Each line below is to be written out in full, exactly as shown.

Figure dataset records
[START]

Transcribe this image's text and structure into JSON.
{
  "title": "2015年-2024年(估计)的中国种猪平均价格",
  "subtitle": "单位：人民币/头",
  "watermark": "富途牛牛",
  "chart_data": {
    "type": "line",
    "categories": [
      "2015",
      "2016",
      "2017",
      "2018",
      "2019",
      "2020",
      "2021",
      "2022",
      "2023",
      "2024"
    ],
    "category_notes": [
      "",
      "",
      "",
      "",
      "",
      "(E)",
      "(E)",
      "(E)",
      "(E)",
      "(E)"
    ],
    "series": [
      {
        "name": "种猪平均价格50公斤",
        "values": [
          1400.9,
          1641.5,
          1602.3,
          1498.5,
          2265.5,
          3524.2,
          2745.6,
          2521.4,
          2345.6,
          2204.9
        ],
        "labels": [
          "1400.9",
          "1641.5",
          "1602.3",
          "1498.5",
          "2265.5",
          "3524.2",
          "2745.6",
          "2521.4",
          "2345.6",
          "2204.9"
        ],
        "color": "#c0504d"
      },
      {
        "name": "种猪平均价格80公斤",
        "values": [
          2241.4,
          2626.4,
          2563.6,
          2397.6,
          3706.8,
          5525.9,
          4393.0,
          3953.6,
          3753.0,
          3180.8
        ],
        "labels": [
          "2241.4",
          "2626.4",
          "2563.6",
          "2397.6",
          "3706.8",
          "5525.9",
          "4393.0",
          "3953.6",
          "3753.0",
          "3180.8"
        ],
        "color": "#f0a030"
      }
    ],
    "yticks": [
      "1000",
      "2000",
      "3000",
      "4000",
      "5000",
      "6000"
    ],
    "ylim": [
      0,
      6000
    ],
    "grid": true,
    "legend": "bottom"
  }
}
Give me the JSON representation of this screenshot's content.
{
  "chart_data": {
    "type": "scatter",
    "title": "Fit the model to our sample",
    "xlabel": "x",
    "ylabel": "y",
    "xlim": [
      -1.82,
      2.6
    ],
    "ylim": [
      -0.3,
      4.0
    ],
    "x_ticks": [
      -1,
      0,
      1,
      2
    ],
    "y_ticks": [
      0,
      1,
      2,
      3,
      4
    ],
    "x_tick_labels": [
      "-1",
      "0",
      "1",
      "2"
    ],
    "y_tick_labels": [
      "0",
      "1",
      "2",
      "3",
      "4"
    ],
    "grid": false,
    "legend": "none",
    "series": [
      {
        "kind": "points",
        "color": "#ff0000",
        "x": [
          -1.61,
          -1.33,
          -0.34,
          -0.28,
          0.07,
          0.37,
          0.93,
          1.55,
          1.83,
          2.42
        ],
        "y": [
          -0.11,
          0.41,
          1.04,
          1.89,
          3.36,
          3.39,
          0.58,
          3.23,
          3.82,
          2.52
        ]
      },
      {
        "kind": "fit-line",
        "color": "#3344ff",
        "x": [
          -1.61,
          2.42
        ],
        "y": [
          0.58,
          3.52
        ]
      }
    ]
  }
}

[END]

EXERCISE RESPONSE:
Transcribe this image's text and structure into JSON.
{
  "title": "2015年-2024年(估计)的中国种猪平均价格",
  "subtitle": "单位：人民币/头",
  "watermark": "富途牛牛",
  "chart_data": {
    "type": "line",
    "categories": [
      "2015",
      "2016",
      "2017",
      "2018",
      "2019",
      "2020",
      "2021",
      "2022",
      "2023",
      "2024"
    ],
    "category_notes": [
      "",
      "",
      "",
      "",
      "",
      "(E)",
      "(E)",
      "(E)",
      "(E)",
      "(E)"
    ],
    "series": [
      {
        "name": "种猪平均价格50公斤",
        "values": [
          1400.9,
          1641.5,
          1602.3,
          1498.5,
          2265.5,
          3524.2,
          2745.6,
          2521.4,
          2345.6,
          2204.9
        ],
        "labels": [
          "1400.9",
          "1641.5",
          "1602.3",
          "1498.5",
          "2265.5",
          "3524.2",
          "2745.6",
          "2521.4",
          "2345.6",
          "2204.9"
        ],
        "color": "#c0504d"
      },
      {
        "name": "种猪平均价格80公斤",
        "values": [
          2241.4,
          2626.4,
          2563.6,
          2397.6,
          3706.8,
          5525.9,
          4393.0,
          3953.6,
          3753.0,
          3180.8
        ],
        "labels": [
          "2241.4",
          "2626.4",
          "2563.6",
          "2397.6",
          "3706.8",
          "5525.9",
          "4393.0",
          "3953.6",
          "3753.0",
          "3180.8"
        ],
        "color": "#f0a030"
      }
    ],
    "yticks": [
      "1000",
      "2000",
      "3000",
      "4000",
      "5000",
      "6000"
    ],
    "ylim": [
      0,
      6000
    ],
    "grid": true,
    "legend": "bottom"
  }
}
Give me the JSON representation of this screenshot's content.
{
  "chart_data": {
    "type": "scatter",
    "title": "Fit the model to our sample",
    "xlabel": "x",
    "ylabel": "y",
    "xlim": [
      -1.82,
      2.6
    ],
    "ylim": [
      -0.3,
      4.0
    ],
    "x_ticks": [
      -1,
      0,
      1,
      2
    ],
    "y_ticks": [
      0,
      1,
      2,
      3,
      4
    ],
    "x_tick_labels": [
      "-1",
      "0",
      "1",
      "2"
    ],
    "y_tick_labels": [
      "0",
      "1",
      "2",
      "3",
      "4"
    ],
    "grid": false,
    "legend": "none",
    "series": [
      {
        "kind": "points",
        "color": "#ff0000",
        "x": [
          -1.61,
          -1.33,
          -0.34,
          -0.28,
          0.07,
          0.37,
          0.93,
          1.55,
          1.83,
          2.42
        ],
        "y": [
          -0.11,
          0.41,
          1.04,
          1.89,
          3.36,
          3.39,
          0.58,
          3.23,
          3.82,
          2.52
        ]
      },
      {
        "kind": "fit-line",
        "color": "#3344ff",
        "x": [
          -1.61,
          2.42
        ],
        "y": [
          0.58,
          3.52
        ]
      }
    ]
  }
}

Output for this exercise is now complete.